Extracted data entries
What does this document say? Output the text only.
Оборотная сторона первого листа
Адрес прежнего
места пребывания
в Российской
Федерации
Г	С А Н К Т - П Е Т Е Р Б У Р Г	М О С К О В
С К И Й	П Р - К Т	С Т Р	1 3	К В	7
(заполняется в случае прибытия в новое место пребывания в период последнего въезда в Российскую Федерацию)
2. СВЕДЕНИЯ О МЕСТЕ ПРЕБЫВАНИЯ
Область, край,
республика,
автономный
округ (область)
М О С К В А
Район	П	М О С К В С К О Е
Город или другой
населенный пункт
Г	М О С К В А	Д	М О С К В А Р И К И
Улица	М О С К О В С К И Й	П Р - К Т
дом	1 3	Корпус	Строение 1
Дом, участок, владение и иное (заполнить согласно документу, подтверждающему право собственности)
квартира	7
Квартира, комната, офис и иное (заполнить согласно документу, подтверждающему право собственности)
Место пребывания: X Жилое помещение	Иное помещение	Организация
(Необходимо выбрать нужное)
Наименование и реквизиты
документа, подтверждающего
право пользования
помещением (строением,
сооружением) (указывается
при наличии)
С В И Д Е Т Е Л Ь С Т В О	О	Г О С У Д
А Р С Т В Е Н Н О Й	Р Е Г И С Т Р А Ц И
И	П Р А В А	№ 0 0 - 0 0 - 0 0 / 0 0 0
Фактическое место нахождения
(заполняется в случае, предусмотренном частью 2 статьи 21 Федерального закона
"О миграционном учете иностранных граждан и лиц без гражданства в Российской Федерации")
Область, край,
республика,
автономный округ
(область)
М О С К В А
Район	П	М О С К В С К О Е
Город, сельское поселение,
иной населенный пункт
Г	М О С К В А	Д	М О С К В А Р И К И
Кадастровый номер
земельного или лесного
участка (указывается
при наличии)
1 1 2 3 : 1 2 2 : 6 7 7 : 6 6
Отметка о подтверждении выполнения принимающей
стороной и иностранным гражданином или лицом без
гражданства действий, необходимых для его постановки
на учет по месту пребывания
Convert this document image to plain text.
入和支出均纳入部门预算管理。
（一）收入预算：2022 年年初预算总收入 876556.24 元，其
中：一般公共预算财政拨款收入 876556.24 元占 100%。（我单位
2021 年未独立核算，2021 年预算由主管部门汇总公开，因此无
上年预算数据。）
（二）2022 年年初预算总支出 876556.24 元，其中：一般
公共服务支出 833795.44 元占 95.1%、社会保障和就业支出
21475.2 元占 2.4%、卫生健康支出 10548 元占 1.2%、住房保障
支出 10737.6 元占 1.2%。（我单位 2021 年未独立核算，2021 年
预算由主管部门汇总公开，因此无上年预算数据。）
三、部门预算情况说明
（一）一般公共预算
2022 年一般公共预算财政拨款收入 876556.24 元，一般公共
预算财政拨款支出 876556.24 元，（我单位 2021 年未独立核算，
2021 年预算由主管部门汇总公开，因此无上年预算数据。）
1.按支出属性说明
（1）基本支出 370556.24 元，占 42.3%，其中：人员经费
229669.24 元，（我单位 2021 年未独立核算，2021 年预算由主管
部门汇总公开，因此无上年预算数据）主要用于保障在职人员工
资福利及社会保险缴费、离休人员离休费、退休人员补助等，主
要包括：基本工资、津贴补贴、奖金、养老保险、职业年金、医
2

WHAT THE TASK ASKS
Retype the material in full, character for character.

ANSWER BELOW
What does this document say? Output the text only.
Оборотная сторона первого листа
Адрес прежнего
места пребывания
в Российской
Федерации
Г	С А Н К Т - П Е Т Е Р Б У Р Г	М О С К О В
С К И Й	П Р - К Т	С Т Р	1 3	К В	7
(заполняется в случае прибытия в новое место пребывания в период последнего въезда в Российскую Федерацию)
2. СВЕДЕНИЯ О МЕСТЕ ПРЕБЫВАНИЯ
Область, край,
республика,
автономный
округ (область)
М О С К В А
Район	П	М О С К В С К О Е
Город или другой
населенный пункт
Г	М О С К В А	Д	М О С К В А Р И К И
Улица	М О С К О В С К И Й	П Р - К Т
дом	1 3	Корпус	Строение 1
Дом, участок, владение и иное (заполнить согласно документу, подтверждающему право собственности)
квартира	7
Квартира, комната, офис и иное (заполнить согласно документу, подтверждающему право собственности)
Место пребывания: X Жилое помещение	Иное помещение	Организация
(Необходимо выбрать нужное)
Наименование и реквизиты
документа, подтверждающего
право пользования
помещением (строением,
сооружением) (указывается
при наличии)
С В И Д Е Т Е Л Ь С Т В О	О	Г О С У Д
А Р С Т В Е Н Н О Й	Р Е Г И С Т Р А Ц И
И	П Р А В А	№ 0 0 - 0 0 - 0 0 / 0 0 0
Фактическое место нахождения
(заполняется в случае, предусмотренном частью 2 статьи 21 Федерального закона
"О миграционном учете иностранных граждан и лиц без гражданства в Российской Федерации")
Область, край,
республика,
автономный округ
(область)
М О С К В А
Район	П	М О С К В С К О Е
Город, сельское поселение,
иной населенный пункт
Г	М О С К В А	Д	М О С К В А Р И К И
Кадастровый номер
земельного или лесного
участка (указывается
при наличии)
1 1 2 3 : 1 2 2 : 6 7 7 : 6 6
Отметка о подтверждении выполнения принимающей
стороной и иностранным гражданином или лицом без
гражданства действий, необходимых для его постановки
на учет по месту пребывания
Convert this document image to plain text.
入和支出均纳入部门预算管理。
（一）收入预算：2022 年年初预算总收入 876556.24 元，其
中：一般公共预算财政拨款收入 876556.24 元占 100%。（我单位
2021 年未独立核算，2021 年预算由主管部门汇总公开，因此无
上年预算数据。）
（二）2022 年年初预算总支出 876556.24 元，其中：一般
公共服务支出 833795.44 元占 95.1%、社会保障和就业支出
21475.2 元占 2.4%、卫生健康支出 10548 元占 1.2%、住房保障
支出 10737.6 元占 1.2%。（我单位 2021 年未独立核算，2021 年
预算由主管部门汇总公开，因此无上年预算数据。）
三、部门预算情况说明
（一）一般公共预算
2022 年一般公共预算财政拨款收入 876556.24 元，一般公共
预算财政拨款支出 876556.24 元，（我单位 2021 年未独立核算，
2021 年预算由主管部门汇总公开，因此无上年预算数据。）
1.按支出属性说明
（1）基本支出 370556.24 元，占 42.3%，其中：人员经费
229669.24 元，（我单位 2021 年未独立核算，2021 年预算由主管
部门汇总公开，因此无上年预算数据）主要用于保障在职人员工
资福利及社会保险缴费、离休人员离休费、退休人员补助等，主
要包括：基本工资、津贴补贴、奖金、养老保险、职业年金、医
2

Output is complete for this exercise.